OBJECTIVE
Repeat the data word for word. Do not include the pictures.

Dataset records
——————

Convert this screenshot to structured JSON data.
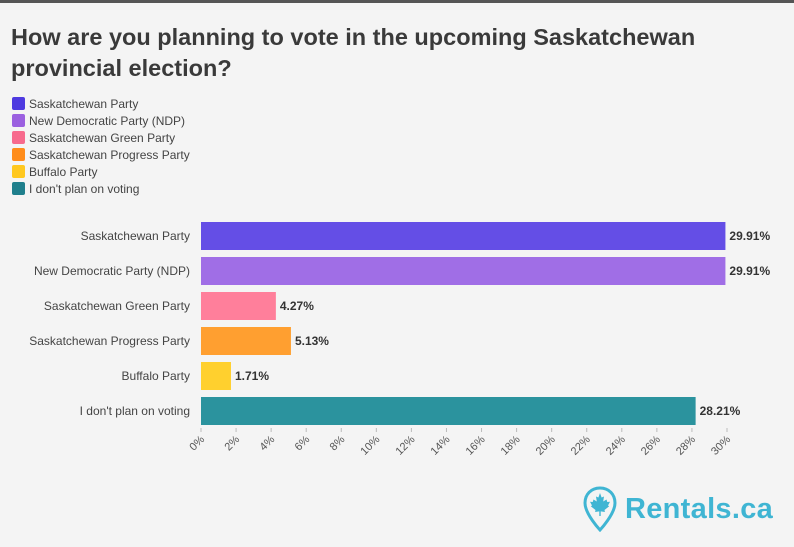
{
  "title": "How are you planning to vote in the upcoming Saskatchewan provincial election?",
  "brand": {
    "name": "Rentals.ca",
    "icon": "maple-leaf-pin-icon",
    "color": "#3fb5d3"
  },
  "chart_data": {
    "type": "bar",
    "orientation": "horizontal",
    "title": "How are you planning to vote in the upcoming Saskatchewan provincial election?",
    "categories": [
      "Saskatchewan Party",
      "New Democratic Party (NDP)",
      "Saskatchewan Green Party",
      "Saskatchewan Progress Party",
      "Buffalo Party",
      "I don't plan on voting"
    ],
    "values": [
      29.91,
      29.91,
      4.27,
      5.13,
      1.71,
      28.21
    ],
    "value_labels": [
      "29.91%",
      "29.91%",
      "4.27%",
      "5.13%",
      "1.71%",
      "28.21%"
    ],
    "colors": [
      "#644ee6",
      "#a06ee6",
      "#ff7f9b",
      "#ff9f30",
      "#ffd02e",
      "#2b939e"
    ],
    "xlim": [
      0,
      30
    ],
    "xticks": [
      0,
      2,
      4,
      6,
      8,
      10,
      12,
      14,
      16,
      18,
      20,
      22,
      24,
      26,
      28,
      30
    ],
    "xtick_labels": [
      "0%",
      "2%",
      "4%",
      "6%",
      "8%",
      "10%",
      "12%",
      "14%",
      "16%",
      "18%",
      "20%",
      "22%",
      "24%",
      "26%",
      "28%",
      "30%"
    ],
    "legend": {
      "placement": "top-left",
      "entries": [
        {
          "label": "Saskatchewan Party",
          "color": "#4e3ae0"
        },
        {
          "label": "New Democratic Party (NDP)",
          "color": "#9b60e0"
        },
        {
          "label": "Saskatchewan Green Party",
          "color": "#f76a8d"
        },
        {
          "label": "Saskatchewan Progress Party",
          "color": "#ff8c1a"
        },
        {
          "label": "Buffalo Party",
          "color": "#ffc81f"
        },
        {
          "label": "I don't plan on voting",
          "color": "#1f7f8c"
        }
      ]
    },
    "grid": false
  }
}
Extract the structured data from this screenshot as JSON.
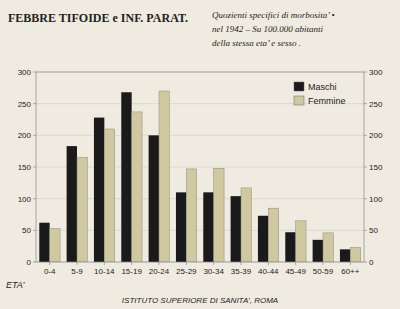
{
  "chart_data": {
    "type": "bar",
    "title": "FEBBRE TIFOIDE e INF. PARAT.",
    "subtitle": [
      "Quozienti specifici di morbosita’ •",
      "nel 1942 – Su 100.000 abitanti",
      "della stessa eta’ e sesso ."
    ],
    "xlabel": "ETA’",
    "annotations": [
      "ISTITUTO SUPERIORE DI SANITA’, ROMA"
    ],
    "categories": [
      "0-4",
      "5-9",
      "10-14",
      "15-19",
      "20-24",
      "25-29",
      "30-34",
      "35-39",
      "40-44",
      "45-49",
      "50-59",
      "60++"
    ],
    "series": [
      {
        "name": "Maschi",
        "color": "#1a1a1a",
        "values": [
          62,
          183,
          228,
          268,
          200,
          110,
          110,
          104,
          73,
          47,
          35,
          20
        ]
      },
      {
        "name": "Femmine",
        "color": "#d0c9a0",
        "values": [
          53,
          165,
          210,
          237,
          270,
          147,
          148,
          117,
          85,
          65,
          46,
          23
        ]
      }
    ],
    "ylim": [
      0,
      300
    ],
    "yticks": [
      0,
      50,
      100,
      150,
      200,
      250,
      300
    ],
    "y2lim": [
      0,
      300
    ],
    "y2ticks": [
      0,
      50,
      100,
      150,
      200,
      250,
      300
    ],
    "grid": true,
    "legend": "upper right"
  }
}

——————

FINAL ANSWER
Convert this screenshot to structured JSON data.
{
  "title": "How are you planning to vote in the upcoming Saskatchewan provincial election?",
  "brand": {
    "name": "Rentals.ca",
    "icon": "maple-leaf-pin-icon",
    "color": "#3fb5d3"
  },
  "chart_data": {
    "type": "bar",
    "orientation": "horizontal",
    "title": "How are you planning to vote in the upcoming Saskatchewan provincial election?",
    "categories": [
      "Saskatchewan Party",
      "New Democratic Party (NDP)",
      "Saskatchewan Green Party",
      "Saskatchewan Progress Party",
      "Buffalo Party",
      "I don't plan on voting"
    ],
    "values": [
      29.91,
      29.91,
      4.27,
      5.13,
      1.71,
      28.21
    ],
    "value_labels": [
      "29.91%",
      "29.91%",
      "4.27%",
      "5.13%",
      "1.71%",
      "28.21%"
    ],
    "colors": [
      "#644ee6",
      "#a06ee6",
      "#ff7f9b",
      "#ff9f30",
      "#ffd02e",
      "#2b939e"
    ],
    "xlim": [
      0,
      30
    ],
    "xticks": [
      0,
      2,
      4,
      6,
      8,
      10,
      12,
      14,
      16,
      18,
      20,
      22,
      24,
      26,
      28,
      30
    ],
    "xtick_labels": [
      "0%",
      "2%",
      "4%",
      "6%",
      "8%",
      "10%",
      "12%",
      "14%",
      "16%",
      "18%",
      "20%",
      "22%",
      "24%",
      "26%",
      "28%",
      "30%"
    ],
    "legend": {
      "placement": "top-left",
      "entries": [
        {
          "label": "Saskatchewan Party",
          "color": "#4e3ae0"
        },
        {
          "label": "New Democratic Party (NDP)",
          "color": "#9b60e0"
        },
        {
          "label": "Saskatchewan Green Party",
          "color": "#f76a8d"
        },
        {
          "label": "Saskatchewan Progress Party",
          "color": "#ff8c1a"
        },
        {
          "label": "Buffalo Party",
          "color": "#ffc81f"
        },
        {
          "label": "I don't plan on voting",
          "color": "#1f7f8c"
        }
      ]
    },
    "grid": false
  }
}
Extract the structured data from this screenshot as JSON.
{
  "chart_data": {
    "type": "bar",
    "title": "FEBBRE TIFOIDE e INF. PARAT.",
    "subtitle": [
      "Quozienti specifici di morbosita’ •",
      "nel 1942 – Su 100.000 abitanti",
      "della stessa eta’ e sesso ."
    ],
    "xlabel": "ETA’",
    "annotations": [
      "ISTITUTO SUPERIORE DI SANITA’, ROMA"
    ],
    "categories": [
      "0-4",
      "5-9",
      "10-14",
      "15-19",
      "20-24",
      "25-29",
      "30-34",
      "35-39",
      "40-44",
      "45-49",
      "50-59",
      "60++"
    ],
    "series": [
      {
        "name": "Maschi",
        "color": "#1a1a1a",
        "values": [
          62,
          183,
          228,
          268,
          200,
          110,
          110,
          104,
          73,
          47,
          35,
          20
        ]
      },
      {
        "name": "Femmine",
        "color": "#d0c9a0",
        "values": [
          53,
          165,
          210,
          237,
          270,
          147,
          148,
          117,
          85,
          65,
          46,
          23
        ]
      }
    ],
    "ylim": [
      0,
      300
    ],
    "yticks": [
      0,
      50,
      100,
      150,
      200,
      250,
      300
    ],
    "y2lim": [
      0,
      300
    ],
    "y2ticks": [
      0,
      50,
      100,
      150,
      200,
      250,
      300
    ],
    "grid": true,
    "legend": "upper right"
  }
}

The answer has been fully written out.